Problem details ->
Look through the entries below and count the lines with the word "транспортном" in them; give only the number.

Exercise data ->

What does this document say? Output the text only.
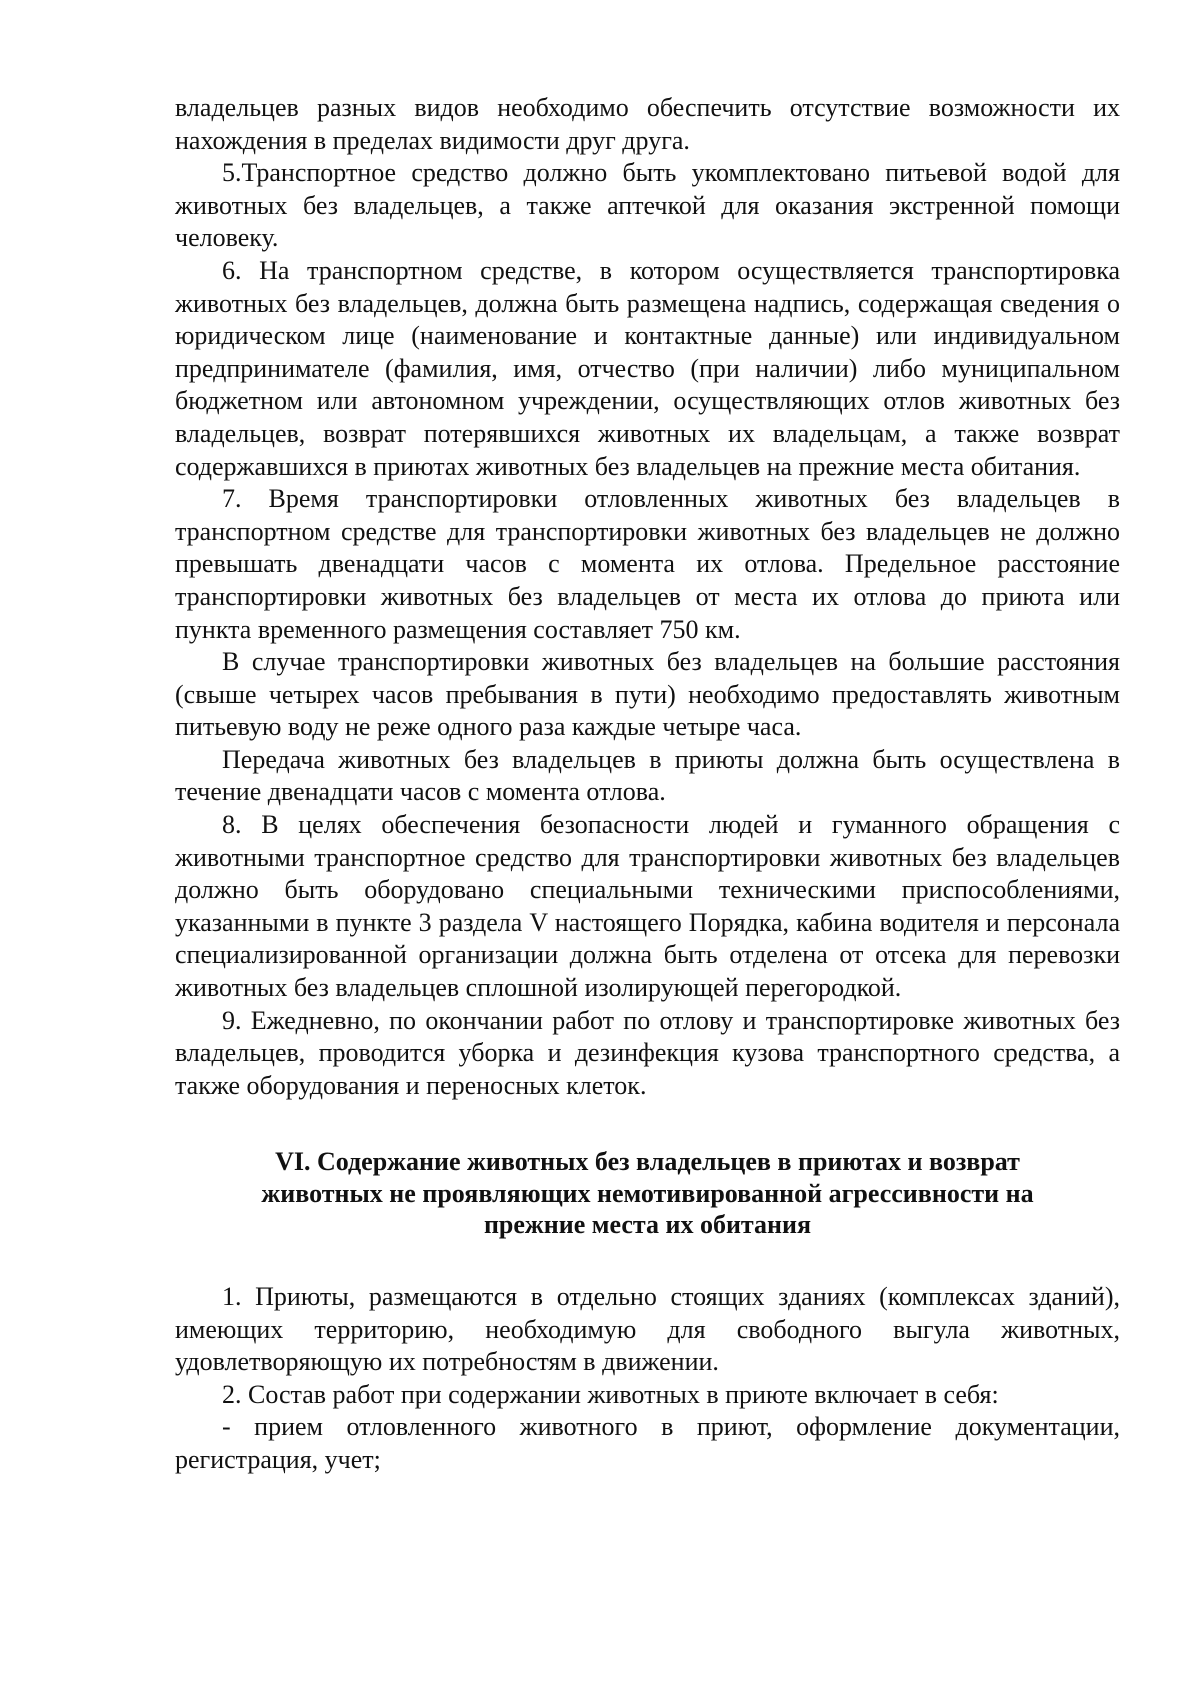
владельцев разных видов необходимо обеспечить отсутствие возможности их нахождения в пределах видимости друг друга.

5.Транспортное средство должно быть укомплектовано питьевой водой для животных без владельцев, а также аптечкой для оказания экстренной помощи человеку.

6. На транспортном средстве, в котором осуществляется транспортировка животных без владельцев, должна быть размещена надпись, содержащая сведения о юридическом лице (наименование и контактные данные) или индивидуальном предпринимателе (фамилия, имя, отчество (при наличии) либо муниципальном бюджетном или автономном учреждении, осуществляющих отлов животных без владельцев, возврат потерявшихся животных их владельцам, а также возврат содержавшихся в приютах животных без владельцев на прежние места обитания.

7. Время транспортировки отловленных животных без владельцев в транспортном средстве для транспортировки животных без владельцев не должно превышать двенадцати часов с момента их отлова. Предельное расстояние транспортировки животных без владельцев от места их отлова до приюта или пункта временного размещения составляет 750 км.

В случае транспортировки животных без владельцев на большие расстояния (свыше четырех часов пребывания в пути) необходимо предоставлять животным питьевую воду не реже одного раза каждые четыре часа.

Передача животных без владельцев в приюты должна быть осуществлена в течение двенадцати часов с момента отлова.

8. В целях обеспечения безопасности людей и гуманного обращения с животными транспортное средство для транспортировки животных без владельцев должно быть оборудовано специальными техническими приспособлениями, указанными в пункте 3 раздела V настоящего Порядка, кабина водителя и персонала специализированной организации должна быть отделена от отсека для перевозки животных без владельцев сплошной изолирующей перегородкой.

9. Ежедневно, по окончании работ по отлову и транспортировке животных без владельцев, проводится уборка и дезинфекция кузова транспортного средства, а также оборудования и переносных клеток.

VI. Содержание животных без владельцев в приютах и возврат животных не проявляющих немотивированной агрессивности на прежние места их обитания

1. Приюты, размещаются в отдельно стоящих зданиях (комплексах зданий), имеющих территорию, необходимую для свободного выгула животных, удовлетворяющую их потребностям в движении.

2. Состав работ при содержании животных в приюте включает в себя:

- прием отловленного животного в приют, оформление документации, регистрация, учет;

Result for this exercise ->
2